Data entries
## start

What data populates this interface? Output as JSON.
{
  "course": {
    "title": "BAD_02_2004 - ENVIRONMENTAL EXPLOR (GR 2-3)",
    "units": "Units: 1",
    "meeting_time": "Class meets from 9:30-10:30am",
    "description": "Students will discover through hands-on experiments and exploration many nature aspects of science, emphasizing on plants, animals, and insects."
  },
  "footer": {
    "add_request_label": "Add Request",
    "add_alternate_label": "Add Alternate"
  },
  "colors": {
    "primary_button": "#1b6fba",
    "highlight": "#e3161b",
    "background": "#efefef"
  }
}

## end

__TASK__.
All of the data shown above must be copied exactly.

__THE OUTPUT__.
What data populates this interface? Output as JSON.
{
  "course": {
    "title": "BAD_02_2004 - ENVIRONMENTAL EXPLOR (GR 2-3)",
    "units": "Units: 1",
    "meeting_time": "Class meets from 9:30-10:30am",
    "description": "Students will discover through hands-on experiments and exploration many nature aspects of science, emphasizing on plants, animals, and insects."
  },
  "footer": {
    "add_request_label": "Add Request",
    "add_alternate_label": "Add Alternate"
  },
  "colors": {
    "primary_button": "#1b6fba",
    "highlight": "#e3161b",
    "background": "#efefef"
  }
}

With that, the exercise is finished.